# start of Listing

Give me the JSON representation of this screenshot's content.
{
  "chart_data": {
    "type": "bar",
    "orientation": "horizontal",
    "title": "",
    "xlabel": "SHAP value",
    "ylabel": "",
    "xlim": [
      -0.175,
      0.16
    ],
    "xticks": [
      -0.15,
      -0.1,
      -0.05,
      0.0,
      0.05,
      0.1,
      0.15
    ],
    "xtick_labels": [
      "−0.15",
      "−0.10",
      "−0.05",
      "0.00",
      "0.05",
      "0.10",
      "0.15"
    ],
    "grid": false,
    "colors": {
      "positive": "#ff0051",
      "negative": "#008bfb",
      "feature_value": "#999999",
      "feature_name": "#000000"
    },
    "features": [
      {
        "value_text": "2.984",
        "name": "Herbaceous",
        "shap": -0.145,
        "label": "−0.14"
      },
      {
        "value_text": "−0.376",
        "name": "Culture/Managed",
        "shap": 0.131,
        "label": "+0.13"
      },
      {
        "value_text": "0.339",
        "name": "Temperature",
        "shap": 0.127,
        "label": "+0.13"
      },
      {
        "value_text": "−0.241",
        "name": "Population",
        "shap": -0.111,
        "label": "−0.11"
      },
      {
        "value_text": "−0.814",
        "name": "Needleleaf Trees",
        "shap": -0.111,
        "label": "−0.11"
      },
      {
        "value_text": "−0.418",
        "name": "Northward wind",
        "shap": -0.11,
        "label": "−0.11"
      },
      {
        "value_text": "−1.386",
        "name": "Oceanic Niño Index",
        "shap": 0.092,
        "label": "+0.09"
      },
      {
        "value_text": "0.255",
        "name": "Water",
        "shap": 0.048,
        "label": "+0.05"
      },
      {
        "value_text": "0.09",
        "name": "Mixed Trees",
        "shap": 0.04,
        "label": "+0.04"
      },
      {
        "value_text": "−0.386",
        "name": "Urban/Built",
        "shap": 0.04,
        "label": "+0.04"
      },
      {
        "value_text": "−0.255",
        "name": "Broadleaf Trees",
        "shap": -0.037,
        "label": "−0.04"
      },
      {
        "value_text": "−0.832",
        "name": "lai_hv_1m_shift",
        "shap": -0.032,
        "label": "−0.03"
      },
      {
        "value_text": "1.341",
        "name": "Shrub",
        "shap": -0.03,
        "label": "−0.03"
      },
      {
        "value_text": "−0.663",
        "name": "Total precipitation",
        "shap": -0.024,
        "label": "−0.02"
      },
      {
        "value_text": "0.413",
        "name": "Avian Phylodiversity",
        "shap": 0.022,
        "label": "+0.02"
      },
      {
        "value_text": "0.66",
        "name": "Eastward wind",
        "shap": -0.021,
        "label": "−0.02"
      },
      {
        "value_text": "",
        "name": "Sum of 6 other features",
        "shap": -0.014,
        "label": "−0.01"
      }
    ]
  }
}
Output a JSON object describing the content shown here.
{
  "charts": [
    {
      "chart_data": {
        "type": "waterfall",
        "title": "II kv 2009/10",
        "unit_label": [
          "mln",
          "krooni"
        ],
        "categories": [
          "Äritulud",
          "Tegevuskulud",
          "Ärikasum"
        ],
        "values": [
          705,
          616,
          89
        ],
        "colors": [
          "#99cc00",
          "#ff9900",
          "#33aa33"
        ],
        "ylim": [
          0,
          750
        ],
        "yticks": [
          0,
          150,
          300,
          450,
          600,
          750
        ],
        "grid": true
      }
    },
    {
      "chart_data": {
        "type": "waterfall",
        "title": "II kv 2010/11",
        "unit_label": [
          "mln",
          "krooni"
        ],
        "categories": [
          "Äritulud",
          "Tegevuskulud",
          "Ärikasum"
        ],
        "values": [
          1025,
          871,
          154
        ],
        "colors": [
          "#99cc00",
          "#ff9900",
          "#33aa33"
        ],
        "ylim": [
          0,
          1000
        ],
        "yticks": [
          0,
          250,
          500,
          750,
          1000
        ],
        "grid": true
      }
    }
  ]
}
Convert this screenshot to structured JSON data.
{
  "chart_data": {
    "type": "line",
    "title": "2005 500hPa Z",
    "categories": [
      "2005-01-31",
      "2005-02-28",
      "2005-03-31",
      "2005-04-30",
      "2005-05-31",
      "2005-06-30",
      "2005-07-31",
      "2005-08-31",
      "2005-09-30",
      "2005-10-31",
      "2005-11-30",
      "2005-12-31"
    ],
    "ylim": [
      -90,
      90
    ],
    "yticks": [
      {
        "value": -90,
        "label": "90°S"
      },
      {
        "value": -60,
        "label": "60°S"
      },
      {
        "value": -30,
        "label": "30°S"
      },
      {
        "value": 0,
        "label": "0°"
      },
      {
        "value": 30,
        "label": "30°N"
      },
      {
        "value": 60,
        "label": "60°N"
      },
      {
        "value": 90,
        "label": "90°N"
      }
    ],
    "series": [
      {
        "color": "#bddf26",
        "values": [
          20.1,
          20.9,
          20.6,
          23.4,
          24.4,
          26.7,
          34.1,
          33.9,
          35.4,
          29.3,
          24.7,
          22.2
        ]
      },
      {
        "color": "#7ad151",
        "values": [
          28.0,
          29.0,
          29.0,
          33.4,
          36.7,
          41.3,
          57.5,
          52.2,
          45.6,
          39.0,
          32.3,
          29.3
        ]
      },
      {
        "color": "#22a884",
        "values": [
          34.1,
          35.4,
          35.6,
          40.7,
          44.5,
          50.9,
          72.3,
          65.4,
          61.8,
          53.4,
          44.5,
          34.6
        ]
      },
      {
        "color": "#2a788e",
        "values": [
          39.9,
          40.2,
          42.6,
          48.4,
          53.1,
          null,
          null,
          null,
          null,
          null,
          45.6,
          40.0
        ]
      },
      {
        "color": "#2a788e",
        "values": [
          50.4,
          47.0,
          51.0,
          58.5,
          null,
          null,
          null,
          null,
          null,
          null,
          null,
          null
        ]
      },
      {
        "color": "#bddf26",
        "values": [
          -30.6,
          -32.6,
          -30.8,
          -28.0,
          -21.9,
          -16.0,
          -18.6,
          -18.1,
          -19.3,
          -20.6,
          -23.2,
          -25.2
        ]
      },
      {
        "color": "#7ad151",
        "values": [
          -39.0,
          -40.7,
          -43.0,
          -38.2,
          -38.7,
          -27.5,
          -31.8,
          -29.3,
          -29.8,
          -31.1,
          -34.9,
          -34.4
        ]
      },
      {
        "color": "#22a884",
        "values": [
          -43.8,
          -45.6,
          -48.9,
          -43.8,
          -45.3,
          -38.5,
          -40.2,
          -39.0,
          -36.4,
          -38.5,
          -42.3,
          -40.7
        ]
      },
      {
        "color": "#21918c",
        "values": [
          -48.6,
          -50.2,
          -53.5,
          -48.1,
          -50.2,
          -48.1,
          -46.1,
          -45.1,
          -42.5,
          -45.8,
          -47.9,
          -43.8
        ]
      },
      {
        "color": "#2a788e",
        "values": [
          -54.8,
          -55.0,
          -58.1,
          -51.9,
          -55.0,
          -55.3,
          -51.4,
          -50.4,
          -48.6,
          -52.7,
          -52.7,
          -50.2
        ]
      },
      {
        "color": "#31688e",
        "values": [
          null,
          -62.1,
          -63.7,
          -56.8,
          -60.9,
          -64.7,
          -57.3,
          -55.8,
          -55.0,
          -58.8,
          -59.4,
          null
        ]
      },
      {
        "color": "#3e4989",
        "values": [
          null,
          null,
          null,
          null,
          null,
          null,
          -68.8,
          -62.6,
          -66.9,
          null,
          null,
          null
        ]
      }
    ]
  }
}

# end of Listing

▶ _Work to complete_: Filter lines by "type" and return each hit.

▶ _Right answer_:
    "type": "bar",
        "type": "waterfall",
        "type": "waterfall",
    "type": "line",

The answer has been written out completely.